Written request =>
All lines in which the word "true" occurs are to be extracted.

Given records =>
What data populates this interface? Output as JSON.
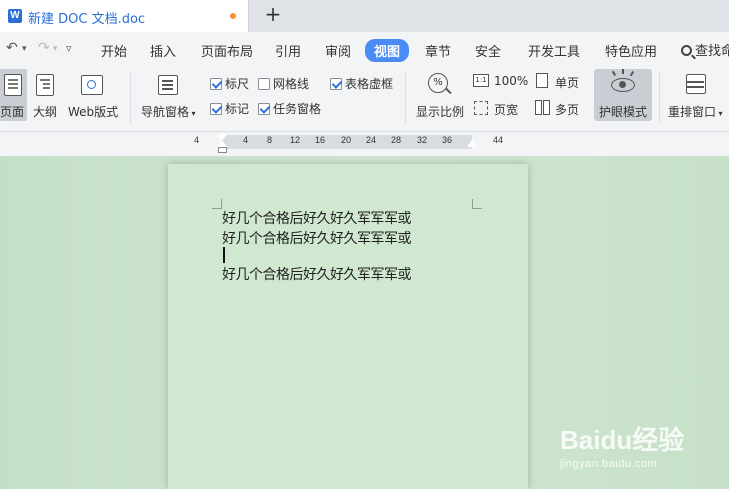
{
  "tab": {
    "logo": "W",
    "title": "新建 DOC 文档.doc",
    "unsaved_color": "#f0903c"
  },
  "new_tab": "+",
  "quick": {
    "undo": "↶",
    "undo_menu": "▾",
    "redo": "↷",
    "redo_menu": "▾",
    "customize": "▿"
  },
  "menu": {
    "items": [
      "开始",
      "插入",
      "页面布局",
      "引用",
      "审阅",
      "视图",
      "章节",
      "安全",
      "开发工具",
      "特色应用"
    ],
    "active": "视图",
    "search_label": "查找命"
  },
  "toolbar": {
    "page_view": "页面",
    "outline": "大纲",
    "web_layout": "Web版式",
    "nav_pane": "导航窗格",
    "ruler": "标尺",
    "gridlines": "网格线",
    "table_gridlines": "表格虚框",
    "marks": "标记",
    "task_pane": "任务窗格",
    "zoom": "显示比例",
    "zoom_100": "100%",
    "one_page": "单页",
    "page_width": "页宽",
    "multi_page": "多页",
    "eye_mode": "护眼模式",
    "rearrange": "重排窗口",
    "checks": {
      "ruler": true,
      "gridlines": false,
      "table_gridlines": true,
      "marks": true,
      "task_pane": true
    }
  },
  "ruler": {
    "ticks": [
      "4",
      "4",
      "8",
      "12",
      "16",
      "20",
      "24",
      "28",
      "32",
      "36",
      "44"
    ]
  },
  "document": {
    "lines": [
      "好几个合格后好久好久军军军或",
      "好几个合格后好久好久军军军或",
      "",
      "好几个合格后好久好久军军军或"
    ]
  },
  "watermark": {
    "brand": "Baidu经验",
    "url": "jingyan.baidu.com"
  },
  "colors": {
    "accent": "#4a8bf5",
    "page_bg": "#cfe8cf",
    "workspace_bg": "#c5dfc7"
  }
}
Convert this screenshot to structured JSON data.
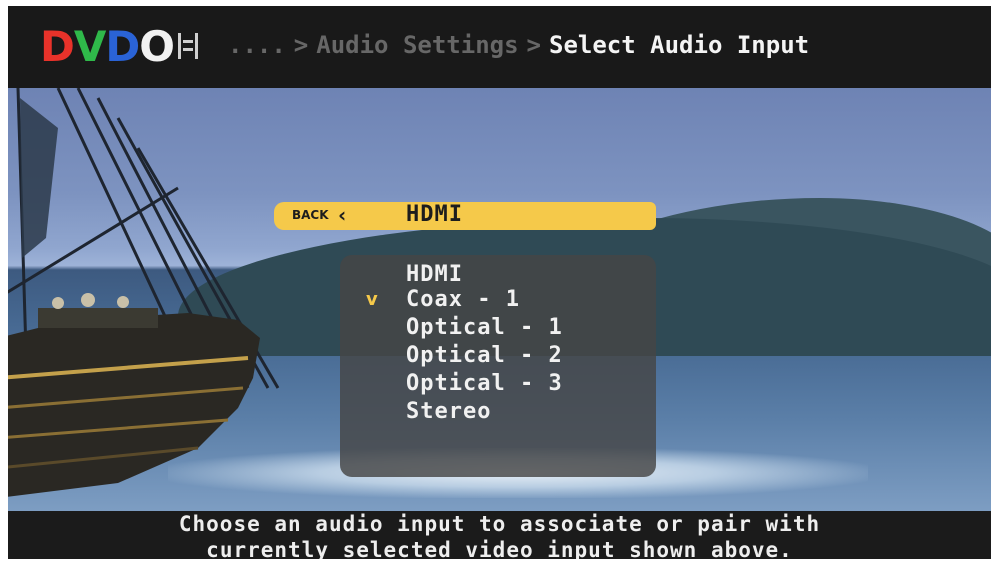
{
  "header": {
    "logo_text": "DVDO",
    "logo_colors": [
      "#e8322a",
      "#2fb94a",
      "#2a63d6",
      "#f2f2f2"
    ],
    "breadcrumb": {
      "ellipsis": "....",
      "separator": ">",
      "parent": "Audio Settings",
      "current": "Select Audio Input"
    }
  },
  "menu": {
    "back_label": "BACK",
    "back_icon": "chevron-left-icon",
    "items": [
      {
        "label": "HDMI",
        "highlighted": true,
        "checked": false
      },
      {
        "label": "Coax - 1",
        "highlighted": false,
        "checked": true
      },
      {
        "label": "Optical - 1",
        "highlighted": false,
        "checked": false
      },
      {
        "label": "Optical - 2",
        "highlighted": false,
        "checked": false
      },
      {
        "label": "Optical - 3",
        "highlighted": false,
        "checked": false
      },
      {
        "label": "Stereo",
        "highlighted": false,
        "checked": false
      }
    ],
    "check_glyph": "v",
    "highlight_color": "#f5c94a"
  },
  "footer": {
    "line1": "Choose an audio input to associate or pair with",
    "line2": "currently selected video input shown above."
  }
}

Solution to this exercise =>
      "ruler": true,
      "table_gridlines": true,
      "marks": true,
      "task_pane": true
        "highlighted": true,
        "checked": true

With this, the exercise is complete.